(Dataset rows)
______
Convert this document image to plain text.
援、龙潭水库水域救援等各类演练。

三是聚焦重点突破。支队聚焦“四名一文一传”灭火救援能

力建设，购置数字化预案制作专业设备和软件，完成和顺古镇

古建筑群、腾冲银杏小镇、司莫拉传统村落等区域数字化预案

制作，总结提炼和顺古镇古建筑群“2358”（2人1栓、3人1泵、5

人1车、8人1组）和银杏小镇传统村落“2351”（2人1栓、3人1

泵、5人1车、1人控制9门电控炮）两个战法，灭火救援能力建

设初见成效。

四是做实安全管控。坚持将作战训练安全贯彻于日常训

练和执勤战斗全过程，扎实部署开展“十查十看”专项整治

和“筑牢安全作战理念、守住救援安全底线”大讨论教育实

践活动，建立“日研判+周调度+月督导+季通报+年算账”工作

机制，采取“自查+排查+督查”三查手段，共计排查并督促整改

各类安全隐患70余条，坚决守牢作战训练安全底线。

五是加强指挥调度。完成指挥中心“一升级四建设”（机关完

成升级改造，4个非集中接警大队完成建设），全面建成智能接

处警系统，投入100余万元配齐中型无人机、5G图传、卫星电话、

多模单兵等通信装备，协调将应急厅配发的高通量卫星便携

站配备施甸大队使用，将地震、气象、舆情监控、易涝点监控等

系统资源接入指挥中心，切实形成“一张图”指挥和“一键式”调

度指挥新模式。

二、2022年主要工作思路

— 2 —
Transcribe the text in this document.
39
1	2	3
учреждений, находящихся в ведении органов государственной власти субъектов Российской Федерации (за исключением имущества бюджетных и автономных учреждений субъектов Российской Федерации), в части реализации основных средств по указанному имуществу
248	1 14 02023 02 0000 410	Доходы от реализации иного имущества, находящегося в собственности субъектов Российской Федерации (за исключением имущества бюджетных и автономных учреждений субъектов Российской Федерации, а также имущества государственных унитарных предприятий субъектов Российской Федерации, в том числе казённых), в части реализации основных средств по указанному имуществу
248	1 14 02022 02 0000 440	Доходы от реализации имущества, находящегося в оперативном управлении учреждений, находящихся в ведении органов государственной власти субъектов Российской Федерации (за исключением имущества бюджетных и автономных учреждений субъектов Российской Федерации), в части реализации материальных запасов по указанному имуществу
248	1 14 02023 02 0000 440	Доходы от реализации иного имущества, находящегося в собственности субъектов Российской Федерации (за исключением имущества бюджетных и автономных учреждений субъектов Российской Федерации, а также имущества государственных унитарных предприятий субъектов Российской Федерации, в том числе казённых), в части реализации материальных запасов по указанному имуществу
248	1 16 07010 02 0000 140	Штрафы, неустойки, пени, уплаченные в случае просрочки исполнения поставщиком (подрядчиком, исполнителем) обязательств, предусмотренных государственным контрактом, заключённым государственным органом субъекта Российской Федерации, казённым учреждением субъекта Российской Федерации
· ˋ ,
______
Direction ▸ Pull out every line of the records that includes the string "находящихся".

Exercise solution ▸
учреждений, находящихся в ведении органов государственной власти субъектов Российской Федерации (за исключением имущества бюджетных и автономных учреждений субъектов Российской Федерации), в части реализации основных средств по указанному имуществу
248	1 14 02022 02 0000 440	Доходы от реализации имущества, находящегося в оперативном управлении учреждений, находящихся в ведении органов государственной власти субъектов Российской Федерации (за исключением имущества бюджетных и автономных учреждений субъектов Российской Федерации), в части реализации материальных запасов по указанному имуществу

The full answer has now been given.